Problem statement: Look through the entries below and count the lines with the word "Collection" in them; give only the number.
◇ ◇ ◇
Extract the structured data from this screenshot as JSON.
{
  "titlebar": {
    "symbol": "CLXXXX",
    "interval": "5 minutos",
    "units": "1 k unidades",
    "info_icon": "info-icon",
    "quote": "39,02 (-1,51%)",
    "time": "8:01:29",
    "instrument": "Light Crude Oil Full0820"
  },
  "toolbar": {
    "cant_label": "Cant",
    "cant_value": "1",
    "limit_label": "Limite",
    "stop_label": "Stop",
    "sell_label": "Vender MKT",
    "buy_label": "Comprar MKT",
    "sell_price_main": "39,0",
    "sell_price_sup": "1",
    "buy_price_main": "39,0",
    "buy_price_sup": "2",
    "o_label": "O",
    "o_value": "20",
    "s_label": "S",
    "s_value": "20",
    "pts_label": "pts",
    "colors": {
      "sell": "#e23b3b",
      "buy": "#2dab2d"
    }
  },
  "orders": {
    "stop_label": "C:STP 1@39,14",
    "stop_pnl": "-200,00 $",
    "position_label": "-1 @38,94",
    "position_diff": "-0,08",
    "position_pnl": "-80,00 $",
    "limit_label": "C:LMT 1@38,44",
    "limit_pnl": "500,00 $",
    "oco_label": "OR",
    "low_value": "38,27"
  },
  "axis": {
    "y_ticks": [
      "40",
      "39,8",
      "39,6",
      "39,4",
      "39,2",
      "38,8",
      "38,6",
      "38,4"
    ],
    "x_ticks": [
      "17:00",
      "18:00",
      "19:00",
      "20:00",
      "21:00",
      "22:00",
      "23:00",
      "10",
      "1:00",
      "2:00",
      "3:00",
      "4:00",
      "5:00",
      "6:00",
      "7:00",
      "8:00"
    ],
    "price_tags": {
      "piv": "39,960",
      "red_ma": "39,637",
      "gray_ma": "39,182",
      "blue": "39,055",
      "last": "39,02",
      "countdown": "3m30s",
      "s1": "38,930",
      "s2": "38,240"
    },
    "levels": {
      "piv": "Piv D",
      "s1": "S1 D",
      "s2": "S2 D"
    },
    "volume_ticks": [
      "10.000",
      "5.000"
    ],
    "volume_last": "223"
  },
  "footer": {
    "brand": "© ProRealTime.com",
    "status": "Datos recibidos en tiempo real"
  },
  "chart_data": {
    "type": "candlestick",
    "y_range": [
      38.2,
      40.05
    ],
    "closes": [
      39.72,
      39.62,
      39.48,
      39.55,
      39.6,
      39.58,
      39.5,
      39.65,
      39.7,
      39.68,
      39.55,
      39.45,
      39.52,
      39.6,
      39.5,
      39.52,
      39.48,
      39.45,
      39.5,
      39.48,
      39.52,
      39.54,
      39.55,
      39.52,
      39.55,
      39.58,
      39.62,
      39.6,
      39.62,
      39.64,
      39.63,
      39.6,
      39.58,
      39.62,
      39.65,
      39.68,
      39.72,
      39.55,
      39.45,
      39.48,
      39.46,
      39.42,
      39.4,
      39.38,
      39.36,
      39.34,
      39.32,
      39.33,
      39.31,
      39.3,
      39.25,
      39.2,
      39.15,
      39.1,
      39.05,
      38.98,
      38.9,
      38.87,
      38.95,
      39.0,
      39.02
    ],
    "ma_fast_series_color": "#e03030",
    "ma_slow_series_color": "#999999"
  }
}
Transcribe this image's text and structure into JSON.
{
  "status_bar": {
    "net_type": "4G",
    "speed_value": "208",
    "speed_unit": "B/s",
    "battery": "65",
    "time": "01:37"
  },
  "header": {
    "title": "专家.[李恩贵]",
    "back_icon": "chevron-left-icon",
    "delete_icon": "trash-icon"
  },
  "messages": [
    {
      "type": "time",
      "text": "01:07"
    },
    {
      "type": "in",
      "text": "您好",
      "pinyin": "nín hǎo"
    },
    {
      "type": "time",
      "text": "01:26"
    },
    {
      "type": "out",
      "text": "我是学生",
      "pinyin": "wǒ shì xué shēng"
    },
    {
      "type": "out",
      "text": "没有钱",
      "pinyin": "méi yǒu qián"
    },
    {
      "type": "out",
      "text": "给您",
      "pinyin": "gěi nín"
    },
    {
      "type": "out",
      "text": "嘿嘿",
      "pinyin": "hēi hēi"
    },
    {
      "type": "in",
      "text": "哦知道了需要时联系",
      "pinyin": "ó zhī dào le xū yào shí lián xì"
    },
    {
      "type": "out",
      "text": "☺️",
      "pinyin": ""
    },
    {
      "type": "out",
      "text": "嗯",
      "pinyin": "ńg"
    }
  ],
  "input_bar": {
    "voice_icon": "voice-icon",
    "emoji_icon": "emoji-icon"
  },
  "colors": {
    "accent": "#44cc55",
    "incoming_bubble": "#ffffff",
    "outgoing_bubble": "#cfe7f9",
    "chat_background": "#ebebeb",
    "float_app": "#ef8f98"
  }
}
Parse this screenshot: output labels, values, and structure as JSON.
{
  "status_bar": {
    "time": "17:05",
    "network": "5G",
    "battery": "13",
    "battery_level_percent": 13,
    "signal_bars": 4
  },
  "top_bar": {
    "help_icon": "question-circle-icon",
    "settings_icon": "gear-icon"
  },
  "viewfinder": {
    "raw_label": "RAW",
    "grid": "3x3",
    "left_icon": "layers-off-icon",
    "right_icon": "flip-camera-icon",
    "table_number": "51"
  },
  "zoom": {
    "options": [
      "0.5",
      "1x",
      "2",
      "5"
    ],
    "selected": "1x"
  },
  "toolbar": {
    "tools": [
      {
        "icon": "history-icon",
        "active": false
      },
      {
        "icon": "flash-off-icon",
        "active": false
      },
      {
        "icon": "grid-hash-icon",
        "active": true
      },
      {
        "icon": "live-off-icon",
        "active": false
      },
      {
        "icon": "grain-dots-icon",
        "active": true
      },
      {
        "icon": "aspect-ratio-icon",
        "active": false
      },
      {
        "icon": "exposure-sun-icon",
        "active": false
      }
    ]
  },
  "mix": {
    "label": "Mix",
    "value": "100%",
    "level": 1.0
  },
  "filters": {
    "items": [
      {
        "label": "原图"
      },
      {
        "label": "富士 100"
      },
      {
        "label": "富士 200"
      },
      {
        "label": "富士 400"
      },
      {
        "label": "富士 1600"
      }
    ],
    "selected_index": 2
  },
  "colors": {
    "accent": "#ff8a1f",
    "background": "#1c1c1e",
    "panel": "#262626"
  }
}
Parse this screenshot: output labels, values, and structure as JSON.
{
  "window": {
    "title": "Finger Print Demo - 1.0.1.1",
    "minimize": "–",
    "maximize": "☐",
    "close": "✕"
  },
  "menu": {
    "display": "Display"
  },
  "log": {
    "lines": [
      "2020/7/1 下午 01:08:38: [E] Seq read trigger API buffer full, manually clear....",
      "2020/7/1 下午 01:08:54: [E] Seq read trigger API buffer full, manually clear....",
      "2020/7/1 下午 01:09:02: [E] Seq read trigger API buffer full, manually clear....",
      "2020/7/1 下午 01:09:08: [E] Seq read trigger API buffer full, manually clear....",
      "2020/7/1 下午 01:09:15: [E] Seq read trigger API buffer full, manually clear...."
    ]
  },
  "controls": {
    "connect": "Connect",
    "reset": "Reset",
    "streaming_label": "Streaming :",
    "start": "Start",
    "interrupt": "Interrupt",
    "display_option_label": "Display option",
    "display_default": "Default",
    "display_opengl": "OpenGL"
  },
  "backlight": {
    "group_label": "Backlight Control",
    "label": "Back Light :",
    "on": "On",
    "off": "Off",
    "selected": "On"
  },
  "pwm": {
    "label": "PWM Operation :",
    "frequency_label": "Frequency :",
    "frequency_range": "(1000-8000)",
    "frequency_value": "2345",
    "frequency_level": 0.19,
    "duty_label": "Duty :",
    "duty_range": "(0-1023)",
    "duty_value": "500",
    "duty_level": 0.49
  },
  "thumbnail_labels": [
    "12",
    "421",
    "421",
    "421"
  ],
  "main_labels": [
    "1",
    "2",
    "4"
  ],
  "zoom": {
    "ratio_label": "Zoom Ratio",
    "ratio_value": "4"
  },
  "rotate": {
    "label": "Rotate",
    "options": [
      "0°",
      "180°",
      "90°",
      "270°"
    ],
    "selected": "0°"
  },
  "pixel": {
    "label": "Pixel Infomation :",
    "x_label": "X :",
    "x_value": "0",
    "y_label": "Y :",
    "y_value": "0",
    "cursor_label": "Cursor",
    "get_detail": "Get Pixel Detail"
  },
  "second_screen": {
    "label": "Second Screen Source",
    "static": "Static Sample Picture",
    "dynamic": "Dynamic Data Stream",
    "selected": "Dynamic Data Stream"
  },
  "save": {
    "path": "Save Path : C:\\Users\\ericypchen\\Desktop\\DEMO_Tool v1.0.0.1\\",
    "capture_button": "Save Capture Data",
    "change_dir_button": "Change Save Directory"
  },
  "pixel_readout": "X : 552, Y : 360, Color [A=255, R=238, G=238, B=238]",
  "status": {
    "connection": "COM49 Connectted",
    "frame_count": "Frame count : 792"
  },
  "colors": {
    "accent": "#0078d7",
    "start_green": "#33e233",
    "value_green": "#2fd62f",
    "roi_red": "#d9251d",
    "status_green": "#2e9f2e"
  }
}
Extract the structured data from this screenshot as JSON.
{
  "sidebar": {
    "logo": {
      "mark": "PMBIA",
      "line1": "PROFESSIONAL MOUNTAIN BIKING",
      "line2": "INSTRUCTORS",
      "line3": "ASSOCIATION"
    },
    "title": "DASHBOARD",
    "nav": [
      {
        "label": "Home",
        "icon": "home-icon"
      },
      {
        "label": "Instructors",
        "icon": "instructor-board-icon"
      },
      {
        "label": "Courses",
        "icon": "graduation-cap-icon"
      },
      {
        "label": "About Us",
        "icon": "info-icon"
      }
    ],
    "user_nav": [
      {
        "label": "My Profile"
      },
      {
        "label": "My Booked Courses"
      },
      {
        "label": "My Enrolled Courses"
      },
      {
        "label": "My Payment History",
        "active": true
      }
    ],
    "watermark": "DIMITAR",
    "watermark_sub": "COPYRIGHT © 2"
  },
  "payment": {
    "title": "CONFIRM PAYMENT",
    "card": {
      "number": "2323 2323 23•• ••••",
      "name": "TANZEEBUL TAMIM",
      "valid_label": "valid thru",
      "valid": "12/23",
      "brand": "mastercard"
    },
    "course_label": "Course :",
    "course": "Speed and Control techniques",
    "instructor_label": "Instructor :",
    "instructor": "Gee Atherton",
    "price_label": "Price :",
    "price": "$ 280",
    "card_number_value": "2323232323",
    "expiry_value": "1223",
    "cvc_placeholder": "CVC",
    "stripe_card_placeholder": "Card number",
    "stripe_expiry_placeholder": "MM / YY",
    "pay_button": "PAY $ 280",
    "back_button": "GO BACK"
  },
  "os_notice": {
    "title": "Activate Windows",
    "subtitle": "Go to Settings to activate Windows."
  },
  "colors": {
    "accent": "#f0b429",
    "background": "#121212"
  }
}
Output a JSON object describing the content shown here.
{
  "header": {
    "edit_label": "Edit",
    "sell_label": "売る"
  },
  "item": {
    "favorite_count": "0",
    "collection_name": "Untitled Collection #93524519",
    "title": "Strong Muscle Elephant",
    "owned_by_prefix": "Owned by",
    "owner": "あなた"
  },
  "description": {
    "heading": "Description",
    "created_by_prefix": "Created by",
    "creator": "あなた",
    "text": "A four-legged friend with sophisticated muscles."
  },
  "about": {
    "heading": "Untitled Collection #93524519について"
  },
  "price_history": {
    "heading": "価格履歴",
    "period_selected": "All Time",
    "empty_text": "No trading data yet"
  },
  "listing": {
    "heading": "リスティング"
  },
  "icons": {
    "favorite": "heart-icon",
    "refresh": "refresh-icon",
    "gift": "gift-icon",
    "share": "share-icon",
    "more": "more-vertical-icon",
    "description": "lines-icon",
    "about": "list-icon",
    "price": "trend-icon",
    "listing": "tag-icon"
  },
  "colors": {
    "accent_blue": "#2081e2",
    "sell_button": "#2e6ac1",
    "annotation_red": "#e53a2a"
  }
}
◇ ◇ ◇
Task solution: 2